* [Task inputs]
^^^^^^^^

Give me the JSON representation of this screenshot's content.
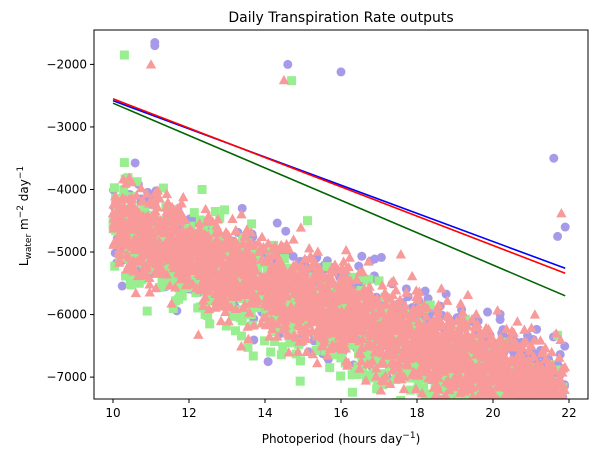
{
  "chart_data": {
    "type": "scatter",
    "title": "Daily Transpiration Rate outputs",
    "xlabel": "Photoperiod (hours day−1)",
    "xlabel_parts": {
      "main": "Photoperiod (hours day",
      "sup": "−1",
      "end": ")"
    },
    "ylabel": "Lwater m−2 day−1",
    "ylabel_parts": {
      "L": "L",
      "sub": "water",
      "mid": " m",
      "sup1": "−2",
      "mid2": " day",
      "sup2": "−1"
    },
    "xlim": [
      9.5,
      22.5
    ],
    "ylim": [
      -7350,
      -1450
    ],
    "x_ticks": [
      10,
      12,
      14,
      16,
      18,
      20,
      22
    ],
    "x_tick_labels": [
      "10",
      "12",
      "14",
      "16",
      "18",
      "20",
      "22"
    ],
    "y_ticks": [
      -7000,
      -6000,
      -5000,
      -4000,
      -3000,
      -2000
    ],
    "y_tick_labels": [
      "−7000",
      "−6000",
      "−5000",
      "−4000",
      "−3000",
      "−2000"
    ],
    "grid": false,
    "legend": null,
    "series": [
      {
        "marker": "circle",
        "color": "#a79ae8",
        "x_range": [
          10,
          21.9
        ],
        "trend": {
          "slope": -220.0,
          "intercept": -2380.0
        },
        "spread": 330,
        "points_count": 1200,
        "outliers": [
          [
            11.1,
            -1650
          ],
          [
            11.1,
            -1700
          ],
          [
            21.6,
            -3500
          ],
          [
            21.9,
            -4600
          ],
          [
            21.2,
            -6900
          ],
          [
            18.2,
            -6620
          ],
          [
            19.5,
            -6650
          ],
          [
            14.6,
            -2000
          ],
          [
            16.0,
            -2120
          ],
          [
            21.7,
            -4750
          ]
        ]
      },
      {
        "marker": "square",
        "color": "#99ee90",
        "x_range": [
          10,
          21.9
        ],
        "trend": {
          "slope": -255.0,
          "intercept": -2070.0
        },
        "spread": 380,
        "points_count": 1200,
        "outliers": [
          [
            10.3,
            -1850
          ],
          [
            10.3,
            -3570
          ],
          [
            19.3,
            -7050
          ],
          [
            20.7,
            -6950
          ],
          [
            21.5,
            -6800
          ],
          [
            14.7,
            -2260
          ],
          [
            21.7,
            -6330
          ]
        ]
      },
      {
        "marker": "triangle",
        "color": "#f99a9a",
        "x_range": [
          10,
          21.9
        ],
        "trend": {
          "slope": -235.0,
          "intercept": -2210.0
        },
        "spread": 360,
        "points_count": 2400,
        "outliers": [
          [
            11.0,
            -2000
          ],
          [
            17.6,
            -6700
          ],
          [
            20.6,
            -6850
          ],
          [
            21.5,
            -6800
          ],
          [
            14.5,
            -2250
          ],
          [
            21.8,
            -4380
          ]
        ]
      }
    ],
    "fit_lines": [
      {
        "color": "#0000ff",
        "x": [
          10,
          21.9
        ],
        "y": [
          -2580,
          -5260
        ]
      },
      {
        "color": "#ff0000",
        "x": [
          10,
          21.9
        ],
        "y": [
          -2550,
          -5340
        ]
      },
      {
        "color": "#006400",
        "x": [
          10,
          21.9
        ],
        "y": [
          -2620,
          -5700
        ]
      }
    ]
  }
}
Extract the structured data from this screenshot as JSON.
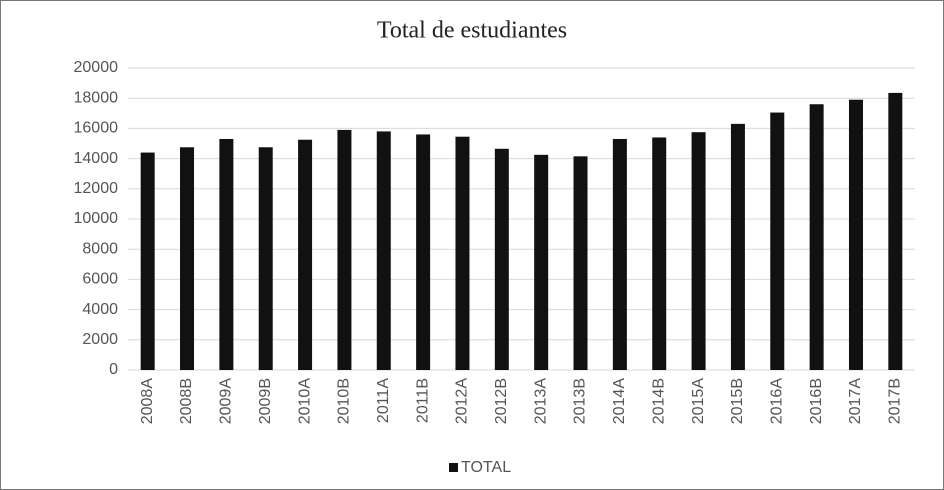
{
  "chart_data": {
    "type": "bar",
    "title": "Total de estudiantes",
    "categories": [
      "2008A",
      "2008B",
      "2009A",
      "2009B",
      "2010A",
      "2010B",
      "2011A",
      "2011B",
      "2012A",
      "2012B",
      "2013A",
      "2013B",
      "2014A",
      "2014B",
      "2015A",
      "2015B",
      "2016A",
      "2016B",
      "2017A",
      "2017B"
    ],
    "series": [
      {
        "name": "TOTAL",
        "color": "#111111",
        "values": [
          14400,
          14750,
          15300,
          14750,
          15250,
          15900,
          15800,
          15600,
          15450,
          14650,
          14250,
          14150,
          15300,
          15400,
          15750,
          16300,
          17050,
          17600,
          17900,
          18350
        ]
      }
    ],
    "ylim": [
      0,
      20000
    ],
    "yticks": [
      0,
      2000,
      4000,
      6000,
      8000,
      10000,
      12000,
      14000,
      16000,
      18000,
      20000
    ],
    "grid": true,
    "legend": "bottom"
  }
}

^^^^^^^^

Reproduce the entries exactly. Do not carry over any picture.

Give me the JSON representation of this screenshot's content.
{
  "chart_data": {
    "type": "scatter",
    "title": "Daily Transpiration Rate outputs",
    "xlabel": "Photoperiod (hours day−1)",
    "xlabel_parts": {
      "main": "Photoperiod (hours day",
      "sup": "−1",
      "end": ")"
    },
    "ylabel": "Lwater m−2 day−1",
    "ylabel_parts": {
      "L": "L",
      "sub": "water",
      "mid": " m",
      "sup1": "−2",
      "mid2": " day",
      "sup2": "−1"
    },
    "xlim": [
      9.5,
      22.5
    ],
    "ylim": [
      -7350,
      -1450
    ],
    "x_ticks": [
      10,
      12,
      14,
      16,
      18,
      20,
      22
    ],
    "x_tick_labels": [
      "10",
      "12",
      "14",
      "16",
      "18",
      "20",
      "22"
    ],
    "y_ticks": [
      -7000,
      -6000,
      -5000,
      -4000,
      -3000,
      -2000
    ],
    "y_tick_labels": [
      "−7000",
      "−6000",
      "−5000",
      "−4000",
      "−3000",
      "−2000"
    ],
    "grid": false,
    "legend": null,
    "series": [
      {
        "marker": "circle",
        "color": "#a79ae8",
        "x_range": [
          10,
          21.9
        ],
        "trend": {
          "slope": -220.0,
          "intercept": -2380.0
        },
        "spread": 330,
        "points_count": 1200,
        "outliers": [
          [
            11.1,
            -1650
          ],
          [
            11.1,
            -1700
          ],
          [
            21.6,
            -3500
          ],
          [
            21.9,
            -4600
          ],
          [
            21.2,
            -6900
          ],
          [
            18.2,
            -6620
          ],
          [
            19.5,
            -6650
          ],
          [
            14.6,
            -2000
          ],
          [
            16.0,
            -2120
          ],
          [
            21.7,
            -4750
          ]
        ]
      },
      {
        "marker": "square",
        "color": "#99ee90",
        "x_range": [
          10,
          21.9
        ],
        "trend": {
          "slope": -255.0,
          "intercept": -2070.0
        },
        "spread": 380,
        "points_count": 1200,
        "outliers": [
          [
            10.3,
            -1850
          ],
          [
            10.3,
            -3570
          ],
          [
            19.3,
            -7050
          ],
          [
            20.7,
            -6950
          ],
          [
            21.5,
            -6800
          ],
          [
            14.7,
            -2260
          ],
          [
            21.7,
            -6330
          ]
        ]
      },
      {
        "marker": "triangle",
        "color": "#f99a9a",
        "x_range": [
          10,
          21.9
        ],
        "trend": {
          "slope": -235.0,
          "intercept": -2210.0
        },
        "spread": 360,
        "points_count": 2400,
        "outliers": [
          [
            11.0,
            -2000
          ],
          [
            17.6,
            -6700
          ],
          [
            20.6,
            -6850
          ],
          [
            21.5,
            -6800
          ],
          [
            14.5,
            -2250
          ],
          [
            21.8,
            -4380
          ]
        ]
      }
    ],
    "fit_lines": [
      {
        "color": "#0000ff",
        "x": [
          10,
          21.9
        ],
        "y": [
          -2580,
          -5260
        ]
      },
      {
        "color": "#ff0000",
        "x": [
          10,
          21.9
        ],
        "y": [
          -2550,
          -5340
        ]
      },
      {
        "color": "#006400",
        "x": [
          10,
          21.9
        ],
        "y": [
          -2620,
          -5700
        ]
      }
    ]
  }
}
Extract the structured data from this screenshot as JSON.
{
  "chart_data": {
    "type": "bar",
    "title": "Total de estudiantes",
    "categories": [
      "2008A",
      "2008B",
      "2009A",
      "2009B",
      "2010A",
      "2010B",
      "2011A",
      "2011B",
      "2012A",
      "2012B",
      "2013A",
      "2013B",
      "2014A",
      "2014B",
      "2015A",
      "2015B",
      "2016A",
      "2016B",
      "2017A",
      "2017B"
    ],
    "series": [
      {
        "name": "TOTAL",
        "color": "#111111",
        "values": [
          14400,
          14750,
          15300,
          14750,
          15250,
          15900,
          15800,
          15600,
          15450,
          14650,
          14250,
          14150,
          15300,
          15400,
          15750,
          16300,
          17050,
          17600,
          17900,
          18350
        ]
      }
    ],
    "ylim": [
      0,
      20000
    ],
    "yticks": [
      0,
      2000,
      4000,
      6000,
      8000,
      10000,
      12000,
      14000,
      16000,
      18000,
      20000
    ],
    "grid": true,
    "legend": "bottom"
  }
}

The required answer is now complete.